** start Exercise inputs **

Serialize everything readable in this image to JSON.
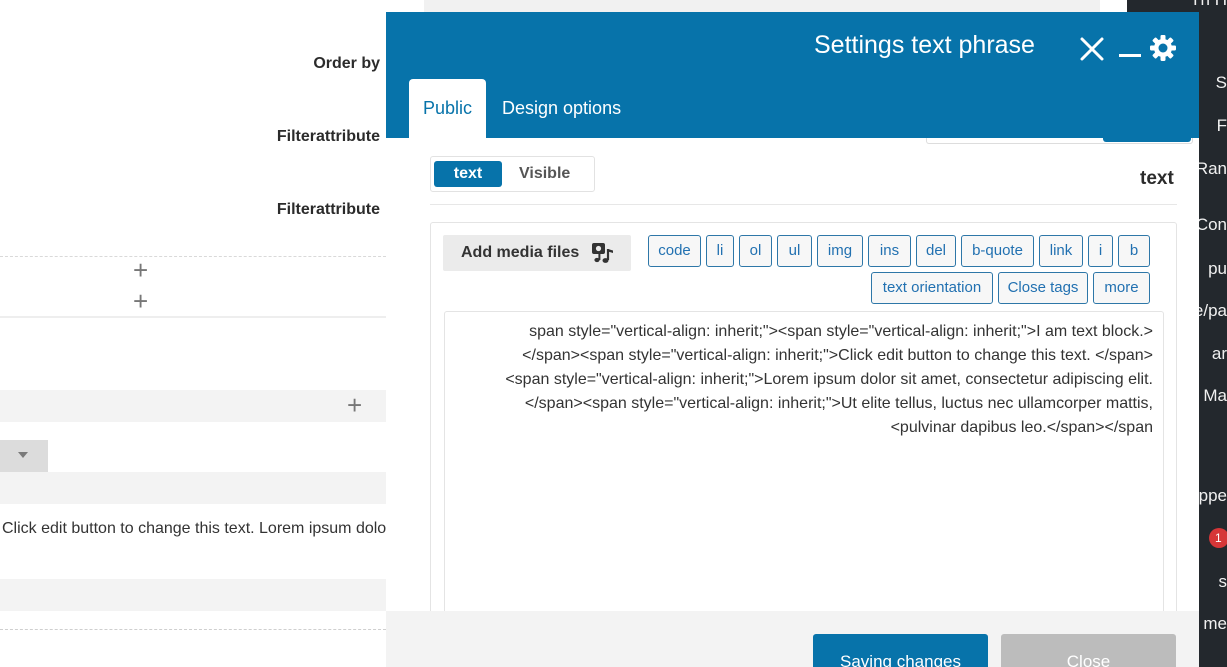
{
  "background": {
    "labels": [
      "Order by",
      "Filterattribute",
      "Filterattribute"
    ],
    "text_preview": "Click edit button to change this text. Lorem ipsum dolor sit amet"
  },
  "admin_menu": {
    "items": [
      "Th H",
      "S",
      "F",
      "Ran",
      "Con",
      "pu",
      "e/pa",
      "ar",
      "Ma",
      "appe",
      "s",
      "me"
    ],
    "badge": "1"
  },
  "modal": {
    "title": "Settings text phrase",
    "tabs": [
      "Public",
      "Design options"
    ],
    "toggle": {
      "on": "text",
      "off": "Visible"
    },
    "field_label": "text",
    "media_button": "Add media files",
    "quicktags_row1": [
      "code",
      "li",
      "ol",
      "ul",
      "img",
      "ins",
      "del",
      "b-quote",
      "link",
      "i",
      "b"
    ],
    "quicktags_row2": [
      "text orientation",
      "Close tags",
      "more"
    ],
    "content_lines": [
      "span style=\"vertical-align: inherit;\"><span style=\"vertical-align: inherit;\">I am text block.>",
      "</span><span style=\"vertical-align: inherit;\">Click edit button to change this text. </span>",
      "<span style=\"vertical-align: inherit;\">Lorem ipsum dolor sit amet, consectetur adipiscing elit.",
      "</span><span style=\"vertical-align: inherit;\">Ut elite tellus, luctus nec ullamcorper mattis,",
      "<pulvinar dapibus leo.</span></span"
    ],
    "save_button": "Saving changes",
    "close_button": "Close"
  },
  "colors": {
    "primary": "#0773aa",
    "admin_bar": "#23282d",
    "badge": "#d63638"
  }
}
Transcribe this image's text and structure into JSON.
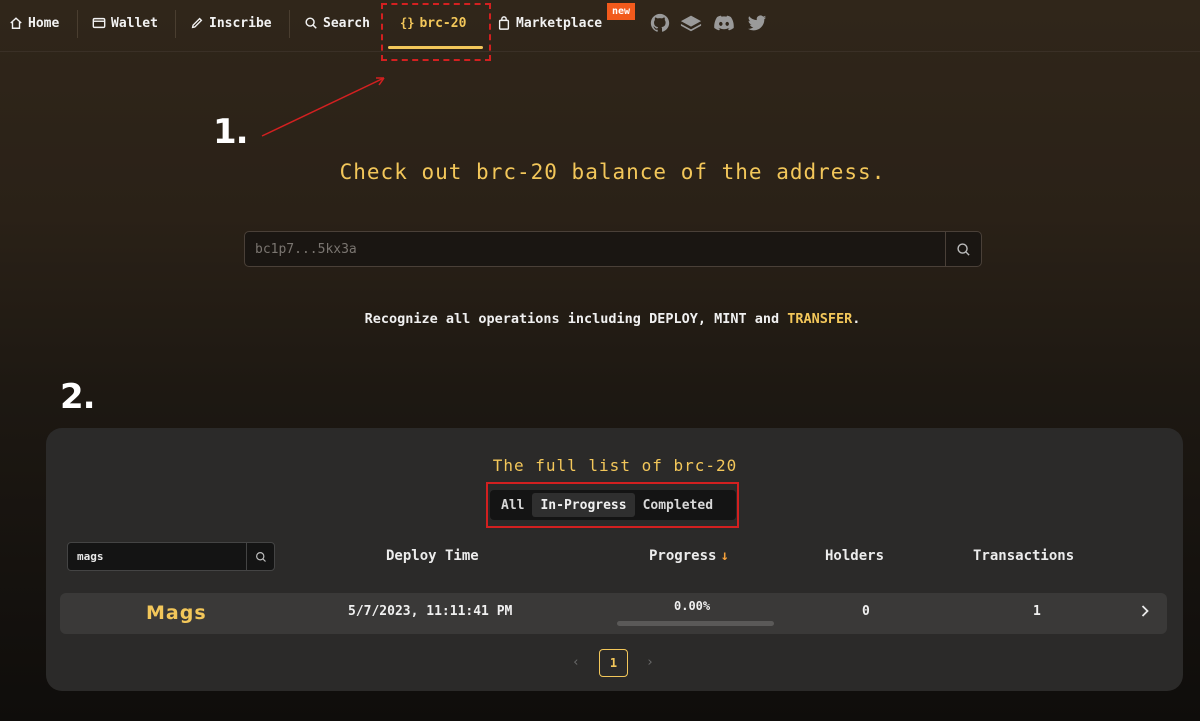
{
  "nav": {
    "items": [
      {
        "label": "Home",
        "icon": "home-icon"
      },
      {
        "label": "Wallet",
        "icon": "wallet-icon"
      },
      {
        "label": "Inscribe",
        "icon": "pencil-icon"
      },
      {
        "label": "Search",
        "icon": "search-icon"
      },
      {
        "label": "brc-20",
        "icon": "braces-icon",
        "active": true
      },
      {
        "label": "Marketplace",
        "icon": "bag-icon"
      }
    ],
    "new_badge": "new",
    "socials": [
      "github-icon",
      "gitbook-icon",
      "discord-icon",
      "twitter-icon"
    ]
  },
  "annotations": {
    "step1": "1.",
    "step2": "2."
  },
  "hero": {
    "title": "Check out brc-20 balance of the address.",
    "search_placeholder": "bc1p7...5kx3a",
    "sub_prefix": "Recognize all operations including DEPLOY, MINT and ",
    "sub_highlight": "TRANSFER",
    "sub_suffix": "."
  },
  "list": {
    "title": "The full list of brc-20",
    "tabs": [
      {
        "label": "All"
      },
      {
        "label": "In-Progress",
        "active": true
      },
      {
        "label": "Completed"
      }
    ],
    "filter_value": "mags",
    "columns": {
      "deploy_time": "Deploy Time",
      "progress": "Progress",
      "holders": "Holders",
      "transactions": "Transactions"
    },
    "rows": [
      {
        "tick": "Mags",
        "deploy_time": "5/7/2023, 11:11:41 PM",
        "progress": "0.00%",
        "progress_fraction": 0.0,
        "holders": "0",
        "transactions": "1"
      }
    ],
    "pagination": {
      "current": "1",
      "prev": "‹",
      "next": "›"
    }
  },
  "colors": {
    "accent": "#f3c75a",
    "annotation": "#d32020",
    "badge": "#f25a1c"
  }
}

** end Exercise inputs **

What to work on →
Identify all lines where the word "amet" shows up. Copy them.

Full output →
    "text_preview": "Click edit button to change this text. Lorem ipsum dolor sit amet"
      "<span style=\"vertical-align: inherit;\">Lorem ipsum dolor sit amet, consectetur adipiscing elit.",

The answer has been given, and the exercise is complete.